***** Bacaan *****
Kerumunan massa
dari calon dan tim sukses berkumpul di depan kantor Komisi Pemilihan Umum (KPU)
pada Jumat, (9/12) malam. Mereka menunggu hasil riil terkait sengketa Pemira
yang tak menemukan penyelesaian di tingkat fakultas.
Humas KPU Khaidir
Ali mengatakan,
sengketa memang tidak mudah diselesaikan. Sehingga, KPU pun mengulur waktu
untuk menyelesaikan sengketa. “Kami berupaya untuk memberikan keputusan yang
terbaik,” katanya di depan sekretariat Resimen Mahasiswa, Jumat (23/12).
Lebih lanjut, Ali
menyebutkan ada dua fakultas yang menjadi sengketa di hari penetapan
calon. Fakultas yang bersengketa adalah
Fakultas Ilmu Sosial dan Politik (FISIP) dan Fakultas Ekonomi dan Bisnis (FEB).
Sengketa FISIP
berasal dari Calon Dewan Eksekutif Fakultas Annisa Nurul Jannah dan Dwi Lutfan
Prakoso. Sengketa berawal dari ditemukannya pelanggaran pemberkasan dalam pencalonan mereka.
Ketua KPPS FISIP
Afrialini bercerita, calon tersebut mengambil formulir pendaftaran di KPPS
FISIP pukul 13.00, Sabtu (3/12). Padahal, pukul 17.00 pendaftaran akan ditutup.
***** Data yang Diberikan *****
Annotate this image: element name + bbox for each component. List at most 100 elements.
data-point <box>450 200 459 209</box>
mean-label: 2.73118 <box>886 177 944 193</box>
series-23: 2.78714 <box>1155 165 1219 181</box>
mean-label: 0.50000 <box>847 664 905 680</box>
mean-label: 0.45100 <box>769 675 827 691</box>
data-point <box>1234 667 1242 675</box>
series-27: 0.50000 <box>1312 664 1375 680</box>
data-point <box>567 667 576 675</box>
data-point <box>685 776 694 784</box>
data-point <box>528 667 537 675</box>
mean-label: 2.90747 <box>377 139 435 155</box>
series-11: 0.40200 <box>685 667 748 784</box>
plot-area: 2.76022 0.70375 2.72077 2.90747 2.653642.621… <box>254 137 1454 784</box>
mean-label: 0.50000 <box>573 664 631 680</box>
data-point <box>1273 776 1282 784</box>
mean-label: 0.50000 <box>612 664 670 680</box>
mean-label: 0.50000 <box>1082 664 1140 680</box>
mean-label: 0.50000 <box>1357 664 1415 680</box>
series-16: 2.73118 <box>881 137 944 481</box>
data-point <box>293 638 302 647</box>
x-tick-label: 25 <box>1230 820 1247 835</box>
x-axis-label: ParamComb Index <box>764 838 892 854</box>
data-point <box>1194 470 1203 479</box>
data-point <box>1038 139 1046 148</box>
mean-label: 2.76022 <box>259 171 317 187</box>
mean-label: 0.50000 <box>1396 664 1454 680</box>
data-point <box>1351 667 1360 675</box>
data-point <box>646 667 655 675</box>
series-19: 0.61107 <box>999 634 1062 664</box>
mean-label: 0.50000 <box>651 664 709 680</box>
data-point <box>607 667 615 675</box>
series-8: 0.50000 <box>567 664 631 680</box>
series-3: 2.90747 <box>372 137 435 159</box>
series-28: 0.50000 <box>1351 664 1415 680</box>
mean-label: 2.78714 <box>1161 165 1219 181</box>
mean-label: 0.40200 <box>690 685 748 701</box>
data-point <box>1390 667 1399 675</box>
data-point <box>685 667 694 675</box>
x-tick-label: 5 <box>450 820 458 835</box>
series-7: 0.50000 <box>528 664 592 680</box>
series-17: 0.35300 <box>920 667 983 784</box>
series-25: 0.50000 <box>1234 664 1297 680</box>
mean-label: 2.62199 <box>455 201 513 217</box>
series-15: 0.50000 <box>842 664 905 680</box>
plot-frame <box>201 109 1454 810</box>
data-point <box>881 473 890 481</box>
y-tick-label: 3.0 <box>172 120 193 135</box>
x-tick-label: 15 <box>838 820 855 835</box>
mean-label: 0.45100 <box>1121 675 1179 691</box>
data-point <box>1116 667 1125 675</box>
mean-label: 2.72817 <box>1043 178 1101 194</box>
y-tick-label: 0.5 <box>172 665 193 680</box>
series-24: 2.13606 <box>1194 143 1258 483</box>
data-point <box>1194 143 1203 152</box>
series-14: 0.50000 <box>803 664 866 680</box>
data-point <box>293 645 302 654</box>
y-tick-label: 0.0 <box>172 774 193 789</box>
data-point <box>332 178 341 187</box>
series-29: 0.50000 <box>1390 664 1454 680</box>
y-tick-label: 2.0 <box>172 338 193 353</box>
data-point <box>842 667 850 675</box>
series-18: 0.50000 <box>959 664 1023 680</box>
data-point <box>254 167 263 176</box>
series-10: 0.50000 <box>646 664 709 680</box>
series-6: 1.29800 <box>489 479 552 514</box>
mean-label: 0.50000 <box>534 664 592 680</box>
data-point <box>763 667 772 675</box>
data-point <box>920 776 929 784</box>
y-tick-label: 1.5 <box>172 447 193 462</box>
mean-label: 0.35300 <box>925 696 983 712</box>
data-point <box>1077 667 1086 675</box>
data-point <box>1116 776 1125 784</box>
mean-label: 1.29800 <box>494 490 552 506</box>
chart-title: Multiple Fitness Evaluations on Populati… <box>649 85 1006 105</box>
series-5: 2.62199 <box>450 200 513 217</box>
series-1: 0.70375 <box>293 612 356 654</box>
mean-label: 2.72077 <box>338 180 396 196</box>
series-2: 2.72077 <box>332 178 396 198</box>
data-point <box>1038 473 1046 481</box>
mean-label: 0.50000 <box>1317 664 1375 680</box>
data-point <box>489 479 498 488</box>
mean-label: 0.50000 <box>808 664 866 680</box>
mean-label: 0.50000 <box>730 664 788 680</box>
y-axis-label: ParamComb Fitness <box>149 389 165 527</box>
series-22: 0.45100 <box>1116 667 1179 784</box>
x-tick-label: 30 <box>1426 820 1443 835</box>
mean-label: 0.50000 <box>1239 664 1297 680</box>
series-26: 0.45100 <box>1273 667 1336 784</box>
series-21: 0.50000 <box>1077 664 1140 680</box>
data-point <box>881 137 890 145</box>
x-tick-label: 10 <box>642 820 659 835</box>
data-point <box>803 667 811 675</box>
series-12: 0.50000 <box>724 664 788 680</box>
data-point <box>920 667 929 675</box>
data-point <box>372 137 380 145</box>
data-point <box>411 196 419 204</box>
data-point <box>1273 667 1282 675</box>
*****
Soal Singkat 1:
Tolong salin bagian bacaan tentang sengketa Pemira di antara "Humas KPU Khaidir" dan "dalam pencalonan mereka.", termasuk kedua ujungnya, tanpa perubahan sedikit pun.
Soal Singkat 2:
Ganti setiap "mean-label" dengan "avg-label" pada daftar, mulai dari baris pertama hingga baris yang memuat "data-point <box>1038 139 1046 148</box>", termasuk baris itu, dan jangan ubah apa pun selain itu. Tuliskan hanya baris-baris tersebut.

Pembahasan Jawaban 1:
Humas KPU Khaidir
Ali mengatakan,
sengketa memang tidak mudah diselesaikan. Sehingga, KPU pun mengulur waktu
untuk menyelesaikan sengketa. “Kami berupaya untuk memberikan keputusan yang
terbaik,” katanya di depan sekretariat Resimen Mahasiswa, Jumat (23/12).
Lebih lanjut, Ali
menyebutkan ada dua fakultas yang menjadi sengketa di hari penetapan
calon. Fakultas yang bersengketa adalah
Fakultas Ilmu Sosial dan Politik (FISIP) dan Fakultas Ekonomi dan Bisnis (FEB).
Sengketa FISIP
berasal dari Calon Dewan Eksekutif Fakultas Annisa Nurul Jannah dan Dwi Lutfan
Prakoso. Sengketa berawal dari ditemukannya pelanggaran pemberkasan dalam pencalonan mereka.

Pembahasan Jawaban 2:
Annotate this image: element name + bbox for each component. List at most 100 elements.
data-point <box>450 200 459 209</box>
avg-label: 2.73118 <box>886 177 944 193</box>
series-23: 2.78714 <box>1155 165 1219 181</box>
avg-label: 0.50000 <box>847 664 905 680</box>
avg-label: 0.45100 <box>769 675 827 691</box>
data-point <box>1234 667 1242 675</box>
series-27: 0.50000 <box>1312 664 1375 680</box>
data-point <box>567 667 576 675</box>
data-point <box>685 776 694 784</box>
data-point <box>528 667 537 675</box>
avg-label: 2.90747 <box>377 139 435 155</box>
series-11: 0.40200 <box>685 667 748 784</box>
plot-area: 2.76022 0.70375 2.72077 2.90747 2.653642.621… <box>254 137 1454 784</box>
avg-label: 0.50000 <box>573 664 631 680</box>
data-point <box>1273 776 1282 784</box>
avg-label: 0.50000 <box>612 664 670 680</box>
avg-label: 0.50000 <box>1082 664 1140 680</box>
avg-label: 0.50000 <box>1357 664 1415 680</box>
series-16: 2.73118 <box>881 137 944 481</box>
data-point <box>293 638 302 647</box>
x-tick-label: 25 <box>1230 820 1247 835</box>
x-axis-label: ParamComb Index <box>764 838 892 854</box>
data-point <box>1194 470 1203 479</box>
data-point <box>1038 139 1046 148</box>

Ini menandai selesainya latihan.